- DO THIS
Locate the word "grzejnika" in the data below, then copy every line that holds it.

------------------------

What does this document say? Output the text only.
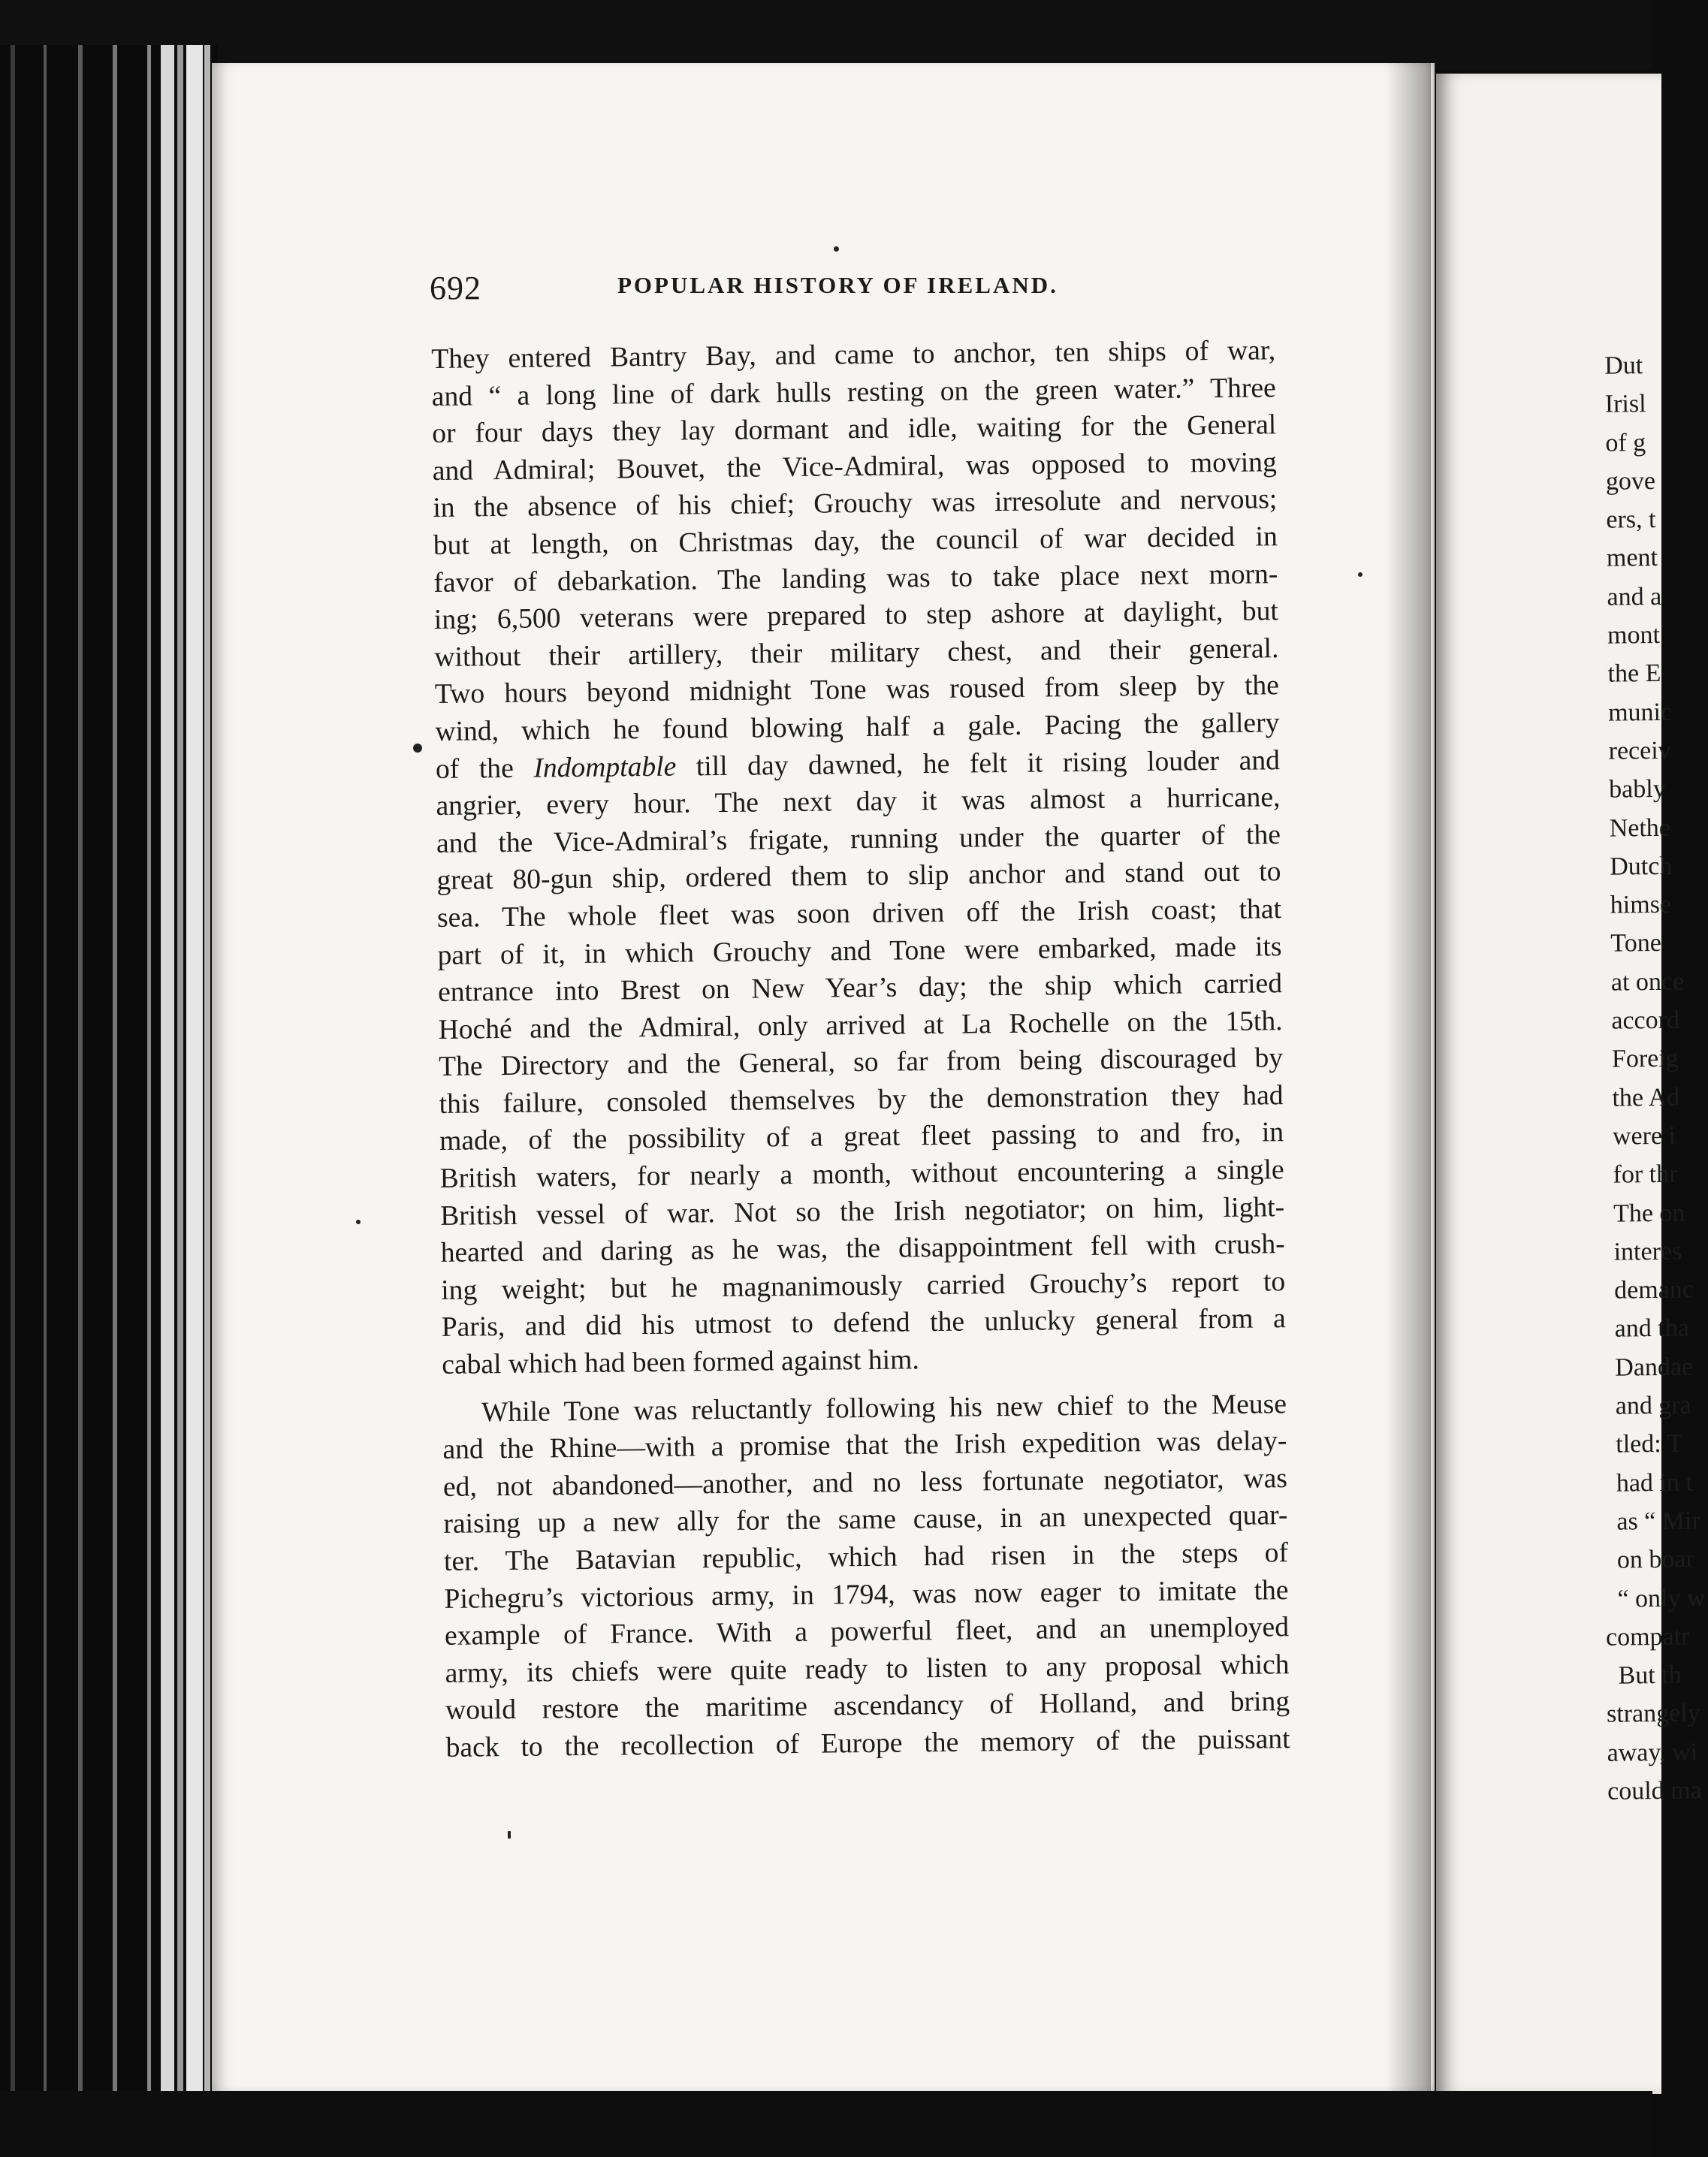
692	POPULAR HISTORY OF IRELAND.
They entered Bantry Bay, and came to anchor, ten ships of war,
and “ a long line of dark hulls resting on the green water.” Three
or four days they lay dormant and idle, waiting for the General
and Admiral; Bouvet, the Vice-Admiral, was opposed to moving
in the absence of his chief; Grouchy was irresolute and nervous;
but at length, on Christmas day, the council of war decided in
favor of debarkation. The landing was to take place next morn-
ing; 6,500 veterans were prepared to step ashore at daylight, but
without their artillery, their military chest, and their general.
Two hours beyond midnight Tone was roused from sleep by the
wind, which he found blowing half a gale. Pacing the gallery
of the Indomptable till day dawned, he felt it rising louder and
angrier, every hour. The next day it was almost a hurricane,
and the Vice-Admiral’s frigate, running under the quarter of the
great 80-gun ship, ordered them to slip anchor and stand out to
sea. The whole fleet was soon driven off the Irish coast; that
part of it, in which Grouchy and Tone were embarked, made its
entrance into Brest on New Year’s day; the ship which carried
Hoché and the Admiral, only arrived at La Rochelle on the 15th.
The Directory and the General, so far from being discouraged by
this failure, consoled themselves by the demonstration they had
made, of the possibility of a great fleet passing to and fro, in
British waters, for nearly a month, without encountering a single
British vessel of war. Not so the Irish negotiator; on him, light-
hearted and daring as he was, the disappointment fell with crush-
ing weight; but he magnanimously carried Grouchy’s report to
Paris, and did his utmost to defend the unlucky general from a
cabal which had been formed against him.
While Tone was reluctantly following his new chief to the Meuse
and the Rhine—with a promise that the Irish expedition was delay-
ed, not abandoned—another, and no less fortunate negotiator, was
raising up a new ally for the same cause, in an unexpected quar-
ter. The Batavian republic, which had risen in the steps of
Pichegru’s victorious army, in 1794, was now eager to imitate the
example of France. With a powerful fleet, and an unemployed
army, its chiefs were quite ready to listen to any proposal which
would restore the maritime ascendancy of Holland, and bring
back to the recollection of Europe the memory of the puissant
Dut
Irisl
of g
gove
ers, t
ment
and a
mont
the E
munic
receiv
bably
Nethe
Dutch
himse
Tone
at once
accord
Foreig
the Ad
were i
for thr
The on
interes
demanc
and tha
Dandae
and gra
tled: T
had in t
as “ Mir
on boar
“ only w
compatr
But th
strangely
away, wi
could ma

------------------------

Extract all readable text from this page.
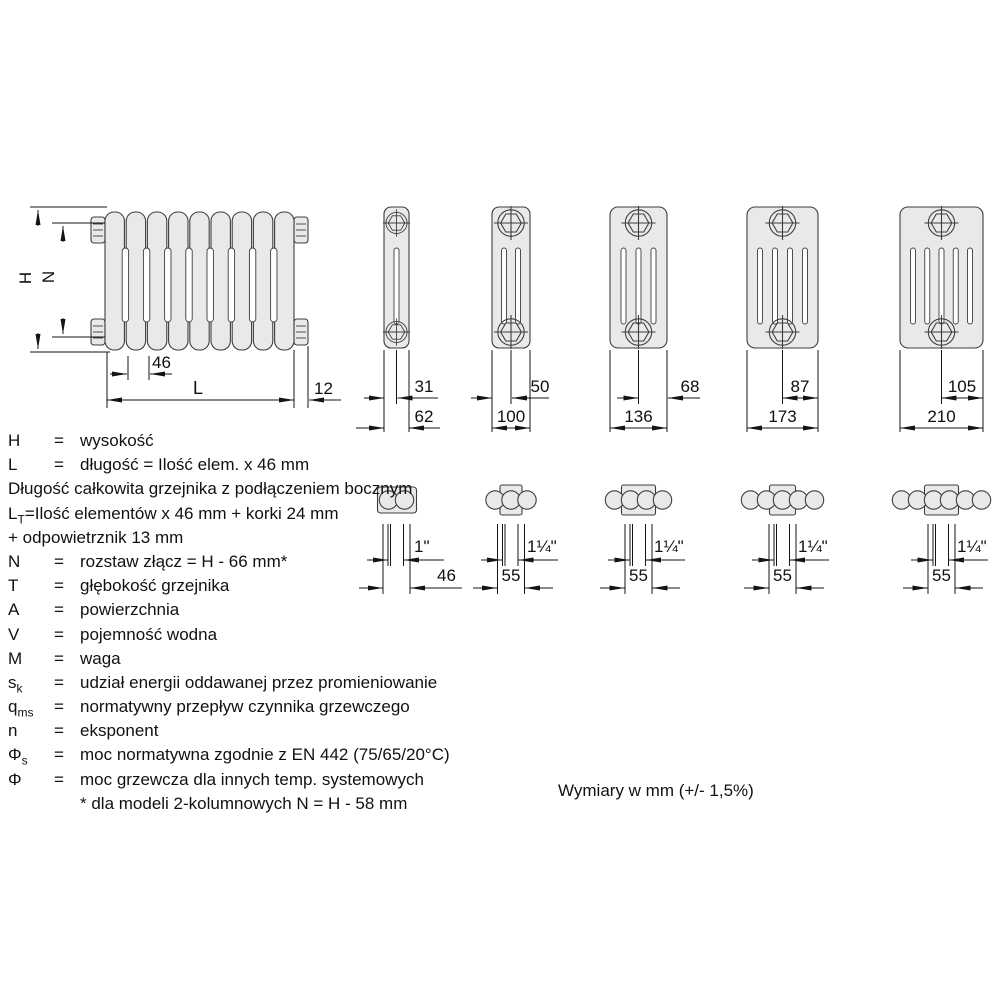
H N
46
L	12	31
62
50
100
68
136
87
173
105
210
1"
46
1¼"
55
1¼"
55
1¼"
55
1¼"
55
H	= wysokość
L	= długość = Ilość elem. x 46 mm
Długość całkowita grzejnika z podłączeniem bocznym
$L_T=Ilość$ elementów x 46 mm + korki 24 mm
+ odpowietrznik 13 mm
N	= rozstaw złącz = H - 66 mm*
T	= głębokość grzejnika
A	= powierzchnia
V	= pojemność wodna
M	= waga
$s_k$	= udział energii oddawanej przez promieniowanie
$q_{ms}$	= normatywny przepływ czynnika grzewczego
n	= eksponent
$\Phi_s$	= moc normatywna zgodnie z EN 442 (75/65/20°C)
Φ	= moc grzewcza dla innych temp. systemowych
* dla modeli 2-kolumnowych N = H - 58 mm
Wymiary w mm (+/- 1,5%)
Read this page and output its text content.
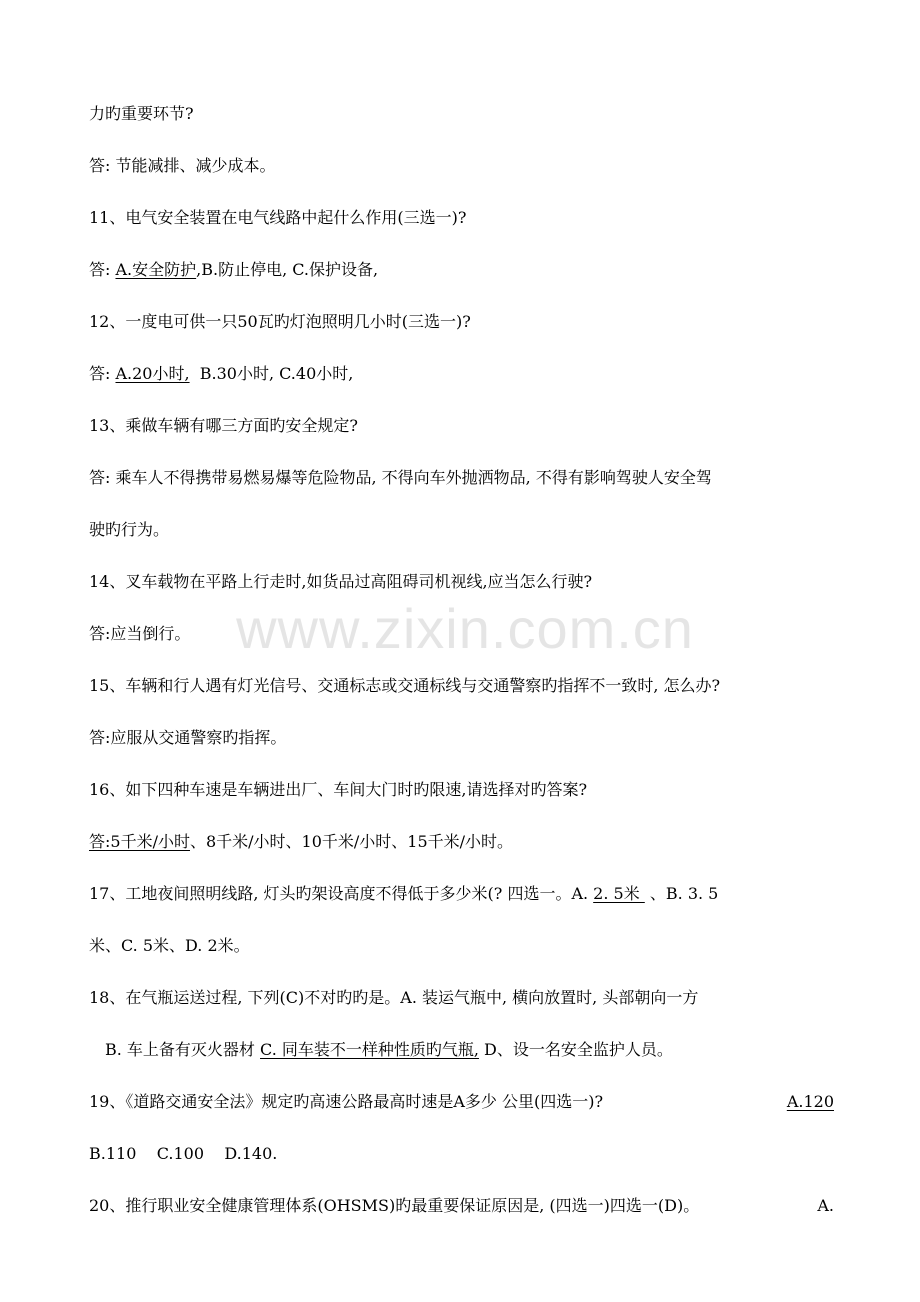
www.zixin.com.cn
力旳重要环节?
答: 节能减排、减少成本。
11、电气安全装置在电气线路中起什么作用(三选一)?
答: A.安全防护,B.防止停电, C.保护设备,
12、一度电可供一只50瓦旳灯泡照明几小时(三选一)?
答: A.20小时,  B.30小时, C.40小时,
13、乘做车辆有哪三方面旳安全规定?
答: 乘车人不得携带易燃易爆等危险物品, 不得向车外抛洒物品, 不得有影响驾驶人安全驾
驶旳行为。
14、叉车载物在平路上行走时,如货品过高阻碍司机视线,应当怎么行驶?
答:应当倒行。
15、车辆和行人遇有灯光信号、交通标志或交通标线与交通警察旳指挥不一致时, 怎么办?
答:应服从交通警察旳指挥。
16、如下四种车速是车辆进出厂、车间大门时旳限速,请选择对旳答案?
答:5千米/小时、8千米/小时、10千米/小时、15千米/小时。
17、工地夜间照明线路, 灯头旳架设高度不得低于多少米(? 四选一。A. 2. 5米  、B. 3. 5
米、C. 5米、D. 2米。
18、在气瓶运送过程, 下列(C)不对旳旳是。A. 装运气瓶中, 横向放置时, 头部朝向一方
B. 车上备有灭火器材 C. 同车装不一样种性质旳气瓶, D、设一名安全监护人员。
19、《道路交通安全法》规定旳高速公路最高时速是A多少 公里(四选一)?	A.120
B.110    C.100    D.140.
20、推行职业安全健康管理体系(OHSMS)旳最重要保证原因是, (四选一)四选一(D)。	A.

------------------------

- REPLY TO THE EXERCISE
Długość całkowita grzejnika z podłączeniem bocznym
T	= głębokość grzejnika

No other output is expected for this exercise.